Anyway, I’ll close Firefox. -
Start page look and feel
Well that was quick. Now, let’s look at what we have here. (Click on image for detailed screenshot)
It doesn’t fit by default to my widescreen. Anyway, the UI looks really smooth and polished. But it looks very non-windows like. So already, Firefox 3 is ahead in the sense that it gives you the look and feel of the base Operating System π
Let’s zoom in to the features one by one:
Most Visited:
Opera wannabe. Not bad, although I’ve always preferred a blank homepageSidebar:
Now this looks good (and useful). Search history and recent bookmarks. I hope they are customizable.
What! No auto-complete in search. Oh come’ on Google.OmniBox (Address Bar): I am expecting improvements over Firefox’s awesome bar.
What the hell is it trying to do here? I think it’s directly searching my name on Google.

▸ Data extracts:
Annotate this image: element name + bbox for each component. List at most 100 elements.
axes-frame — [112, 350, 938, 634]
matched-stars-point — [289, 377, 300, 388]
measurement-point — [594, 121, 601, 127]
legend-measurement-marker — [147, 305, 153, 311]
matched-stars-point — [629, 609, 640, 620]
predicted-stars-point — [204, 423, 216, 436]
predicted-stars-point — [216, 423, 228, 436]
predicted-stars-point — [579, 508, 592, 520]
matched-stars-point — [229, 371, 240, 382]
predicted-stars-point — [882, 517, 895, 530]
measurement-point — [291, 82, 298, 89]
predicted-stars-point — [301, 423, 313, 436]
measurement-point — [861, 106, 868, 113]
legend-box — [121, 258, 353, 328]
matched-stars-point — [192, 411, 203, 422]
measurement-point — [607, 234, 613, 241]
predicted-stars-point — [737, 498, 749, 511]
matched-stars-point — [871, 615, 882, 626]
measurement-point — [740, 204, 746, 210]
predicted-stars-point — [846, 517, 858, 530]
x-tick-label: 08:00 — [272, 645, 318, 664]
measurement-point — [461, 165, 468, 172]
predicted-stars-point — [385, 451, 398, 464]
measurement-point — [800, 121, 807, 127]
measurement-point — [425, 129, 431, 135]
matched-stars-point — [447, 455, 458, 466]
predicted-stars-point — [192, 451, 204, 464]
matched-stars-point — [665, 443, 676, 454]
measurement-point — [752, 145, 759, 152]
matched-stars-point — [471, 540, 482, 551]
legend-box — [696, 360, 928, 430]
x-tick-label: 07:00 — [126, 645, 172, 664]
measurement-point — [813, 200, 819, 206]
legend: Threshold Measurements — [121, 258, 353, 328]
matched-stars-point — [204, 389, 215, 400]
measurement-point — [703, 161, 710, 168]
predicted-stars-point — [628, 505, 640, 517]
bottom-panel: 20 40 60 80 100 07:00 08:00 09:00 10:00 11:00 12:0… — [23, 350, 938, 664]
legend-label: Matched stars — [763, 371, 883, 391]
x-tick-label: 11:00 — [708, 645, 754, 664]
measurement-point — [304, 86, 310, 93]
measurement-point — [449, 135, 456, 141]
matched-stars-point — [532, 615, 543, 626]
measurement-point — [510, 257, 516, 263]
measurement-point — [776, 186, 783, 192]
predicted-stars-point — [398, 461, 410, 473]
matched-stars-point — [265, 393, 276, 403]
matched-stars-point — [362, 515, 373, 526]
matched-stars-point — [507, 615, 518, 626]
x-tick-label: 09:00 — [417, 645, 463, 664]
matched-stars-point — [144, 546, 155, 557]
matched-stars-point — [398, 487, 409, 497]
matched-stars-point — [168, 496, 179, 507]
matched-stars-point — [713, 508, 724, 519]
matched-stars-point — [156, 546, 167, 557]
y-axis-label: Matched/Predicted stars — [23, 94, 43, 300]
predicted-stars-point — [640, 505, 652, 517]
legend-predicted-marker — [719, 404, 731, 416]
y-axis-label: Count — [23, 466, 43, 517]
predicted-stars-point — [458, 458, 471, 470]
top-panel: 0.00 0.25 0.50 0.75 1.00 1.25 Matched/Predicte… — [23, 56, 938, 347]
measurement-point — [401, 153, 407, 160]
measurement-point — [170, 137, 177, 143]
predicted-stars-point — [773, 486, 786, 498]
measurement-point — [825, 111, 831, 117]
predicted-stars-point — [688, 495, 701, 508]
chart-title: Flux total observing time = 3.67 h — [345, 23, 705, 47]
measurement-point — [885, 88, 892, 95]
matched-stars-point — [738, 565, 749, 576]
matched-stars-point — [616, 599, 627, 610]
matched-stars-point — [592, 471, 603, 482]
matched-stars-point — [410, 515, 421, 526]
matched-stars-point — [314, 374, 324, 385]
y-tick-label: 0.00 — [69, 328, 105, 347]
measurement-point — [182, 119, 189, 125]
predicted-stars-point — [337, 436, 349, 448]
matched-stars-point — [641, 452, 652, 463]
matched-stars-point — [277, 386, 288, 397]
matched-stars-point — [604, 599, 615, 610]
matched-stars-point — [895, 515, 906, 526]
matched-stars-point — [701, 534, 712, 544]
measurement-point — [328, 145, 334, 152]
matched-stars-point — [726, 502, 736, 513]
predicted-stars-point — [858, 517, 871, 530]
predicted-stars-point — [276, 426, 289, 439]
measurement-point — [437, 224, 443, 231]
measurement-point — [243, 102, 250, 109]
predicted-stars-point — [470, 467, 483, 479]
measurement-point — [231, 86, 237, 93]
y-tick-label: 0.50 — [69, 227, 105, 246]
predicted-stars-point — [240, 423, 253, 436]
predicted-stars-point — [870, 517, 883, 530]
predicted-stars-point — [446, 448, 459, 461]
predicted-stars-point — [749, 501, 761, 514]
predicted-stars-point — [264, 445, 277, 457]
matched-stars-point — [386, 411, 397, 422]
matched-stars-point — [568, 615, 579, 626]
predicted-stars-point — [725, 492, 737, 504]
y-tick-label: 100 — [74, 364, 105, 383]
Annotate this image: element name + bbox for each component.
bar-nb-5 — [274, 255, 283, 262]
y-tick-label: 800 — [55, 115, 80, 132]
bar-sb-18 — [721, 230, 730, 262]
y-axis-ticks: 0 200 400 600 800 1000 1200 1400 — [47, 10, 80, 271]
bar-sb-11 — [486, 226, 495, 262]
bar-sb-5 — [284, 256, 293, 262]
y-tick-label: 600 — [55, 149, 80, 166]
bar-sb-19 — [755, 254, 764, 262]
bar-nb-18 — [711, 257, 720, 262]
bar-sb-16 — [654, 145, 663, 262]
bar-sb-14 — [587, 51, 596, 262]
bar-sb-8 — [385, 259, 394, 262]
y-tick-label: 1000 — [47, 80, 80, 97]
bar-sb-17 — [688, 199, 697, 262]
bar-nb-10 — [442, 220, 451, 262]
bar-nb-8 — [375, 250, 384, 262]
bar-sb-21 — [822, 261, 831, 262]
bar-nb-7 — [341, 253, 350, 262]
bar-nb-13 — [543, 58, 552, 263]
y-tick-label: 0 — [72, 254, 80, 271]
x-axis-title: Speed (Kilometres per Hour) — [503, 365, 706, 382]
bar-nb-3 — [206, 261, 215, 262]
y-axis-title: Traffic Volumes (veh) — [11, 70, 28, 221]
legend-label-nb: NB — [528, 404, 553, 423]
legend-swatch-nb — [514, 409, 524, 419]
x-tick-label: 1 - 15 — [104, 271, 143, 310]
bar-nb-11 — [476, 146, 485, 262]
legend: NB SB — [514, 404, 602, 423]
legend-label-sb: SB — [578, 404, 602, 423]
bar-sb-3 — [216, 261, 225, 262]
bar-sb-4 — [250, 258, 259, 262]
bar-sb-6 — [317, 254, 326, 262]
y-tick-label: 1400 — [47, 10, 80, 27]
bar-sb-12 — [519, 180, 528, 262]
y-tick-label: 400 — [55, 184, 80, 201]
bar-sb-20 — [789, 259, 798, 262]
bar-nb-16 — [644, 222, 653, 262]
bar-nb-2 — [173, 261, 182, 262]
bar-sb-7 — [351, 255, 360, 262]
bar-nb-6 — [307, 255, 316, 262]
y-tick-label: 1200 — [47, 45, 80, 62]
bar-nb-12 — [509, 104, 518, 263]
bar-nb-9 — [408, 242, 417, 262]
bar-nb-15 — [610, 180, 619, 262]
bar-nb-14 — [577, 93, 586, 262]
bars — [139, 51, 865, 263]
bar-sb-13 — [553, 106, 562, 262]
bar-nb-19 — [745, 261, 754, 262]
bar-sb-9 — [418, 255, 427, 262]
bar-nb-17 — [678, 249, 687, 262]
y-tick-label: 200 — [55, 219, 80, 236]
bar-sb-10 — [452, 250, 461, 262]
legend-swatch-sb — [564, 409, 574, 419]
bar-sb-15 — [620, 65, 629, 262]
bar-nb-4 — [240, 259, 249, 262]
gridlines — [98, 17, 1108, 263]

▸ Work order 1:
Answer these questions using the start page review.
(a) What does the writer say happens with the start page on the writer's widescreen by default?
(b) What two things does the sidebar show?
(c) What does the writer think the address bar is doing when it appears to search?
▸ Work order 2:
In the start page review, copy out word for word everything from "What! No auto-complete" down to "name on Google.".

▸ Response box 1:
(a) It doesn't fit the widescreen by default.
(b) Search history and recent bookmarks.
(c) Directly searching the writer's name on Google.

▸ Response box 2:
What! No auto-complete in search. Oh come’ on Google.OmniBox (Address Bar): I am expecting improvements over Firefox’s awesome bar.
What the hell is it trying to do here? I think it’s directly searching my name on Google.